** WHAT TO DO **
From the data that follows, report how many lines hold the string "flux", giving only the number.

** Source records **
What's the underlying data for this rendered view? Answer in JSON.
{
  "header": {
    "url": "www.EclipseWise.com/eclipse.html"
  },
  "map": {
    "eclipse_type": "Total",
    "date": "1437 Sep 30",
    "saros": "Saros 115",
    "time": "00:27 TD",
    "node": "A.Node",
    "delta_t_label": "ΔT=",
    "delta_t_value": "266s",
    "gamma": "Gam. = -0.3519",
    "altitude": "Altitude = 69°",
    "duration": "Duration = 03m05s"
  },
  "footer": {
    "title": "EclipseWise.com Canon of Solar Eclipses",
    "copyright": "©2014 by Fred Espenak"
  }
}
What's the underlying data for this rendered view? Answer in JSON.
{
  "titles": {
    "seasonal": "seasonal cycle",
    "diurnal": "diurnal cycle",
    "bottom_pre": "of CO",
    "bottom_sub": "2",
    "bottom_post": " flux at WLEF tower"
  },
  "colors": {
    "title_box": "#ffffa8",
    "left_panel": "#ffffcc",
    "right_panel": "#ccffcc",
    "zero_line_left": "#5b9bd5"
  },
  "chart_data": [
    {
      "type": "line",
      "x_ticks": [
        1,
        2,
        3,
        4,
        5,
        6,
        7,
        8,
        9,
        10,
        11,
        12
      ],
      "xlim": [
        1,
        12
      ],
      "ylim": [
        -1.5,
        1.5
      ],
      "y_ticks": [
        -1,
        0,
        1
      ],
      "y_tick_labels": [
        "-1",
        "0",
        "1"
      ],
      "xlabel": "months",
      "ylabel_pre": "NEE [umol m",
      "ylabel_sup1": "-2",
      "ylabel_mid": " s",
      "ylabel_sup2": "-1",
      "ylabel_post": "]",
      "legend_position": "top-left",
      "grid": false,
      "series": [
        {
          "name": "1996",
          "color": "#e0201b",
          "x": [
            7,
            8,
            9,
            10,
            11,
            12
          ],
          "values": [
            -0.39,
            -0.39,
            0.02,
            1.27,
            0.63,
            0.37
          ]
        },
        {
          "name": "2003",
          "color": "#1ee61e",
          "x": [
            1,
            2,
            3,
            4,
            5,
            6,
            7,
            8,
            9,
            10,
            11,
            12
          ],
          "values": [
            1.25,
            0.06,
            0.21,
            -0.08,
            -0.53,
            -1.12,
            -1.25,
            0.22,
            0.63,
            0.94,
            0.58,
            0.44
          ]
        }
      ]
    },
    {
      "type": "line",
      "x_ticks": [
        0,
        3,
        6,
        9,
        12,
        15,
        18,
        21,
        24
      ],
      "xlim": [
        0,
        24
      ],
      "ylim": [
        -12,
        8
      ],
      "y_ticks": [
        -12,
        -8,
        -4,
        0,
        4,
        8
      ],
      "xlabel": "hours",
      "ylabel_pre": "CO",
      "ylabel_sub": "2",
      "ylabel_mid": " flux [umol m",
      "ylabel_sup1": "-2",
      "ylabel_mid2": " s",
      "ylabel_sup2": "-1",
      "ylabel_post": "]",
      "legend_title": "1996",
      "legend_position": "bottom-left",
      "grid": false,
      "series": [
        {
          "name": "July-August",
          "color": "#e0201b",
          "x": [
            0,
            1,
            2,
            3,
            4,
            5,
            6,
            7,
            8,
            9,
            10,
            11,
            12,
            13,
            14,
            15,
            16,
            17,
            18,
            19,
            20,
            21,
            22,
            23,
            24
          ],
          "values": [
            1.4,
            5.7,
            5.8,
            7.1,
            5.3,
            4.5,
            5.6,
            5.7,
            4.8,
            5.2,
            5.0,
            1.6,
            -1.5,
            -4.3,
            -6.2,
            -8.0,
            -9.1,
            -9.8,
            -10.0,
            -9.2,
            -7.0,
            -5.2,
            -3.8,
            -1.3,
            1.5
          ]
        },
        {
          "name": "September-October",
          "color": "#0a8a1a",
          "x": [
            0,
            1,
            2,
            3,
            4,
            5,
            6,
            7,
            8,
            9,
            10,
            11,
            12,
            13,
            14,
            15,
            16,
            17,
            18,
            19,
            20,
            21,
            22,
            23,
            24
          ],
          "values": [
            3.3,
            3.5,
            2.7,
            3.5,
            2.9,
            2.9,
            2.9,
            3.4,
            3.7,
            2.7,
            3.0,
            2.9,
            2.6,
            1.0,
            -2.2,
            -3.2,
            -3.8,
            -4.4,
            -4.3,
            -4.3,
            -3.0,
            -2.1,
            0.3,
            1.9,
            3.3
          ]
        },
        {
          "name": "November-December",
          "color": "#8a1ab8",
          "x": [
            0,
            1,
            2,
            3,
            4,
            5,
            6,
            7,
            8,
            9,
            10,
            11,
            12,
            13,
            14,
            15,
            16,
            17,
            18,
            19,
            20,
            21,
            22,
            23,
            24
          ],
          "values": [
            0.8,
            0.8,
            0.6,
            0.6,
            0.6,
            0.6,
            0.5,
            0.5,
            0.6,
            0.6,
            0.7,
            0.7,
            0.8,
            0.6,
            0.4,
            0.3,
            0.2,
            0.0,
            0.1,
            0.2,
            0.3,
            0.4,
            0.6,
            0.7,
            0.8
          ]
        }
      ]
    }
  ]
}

** SOLUTION **
2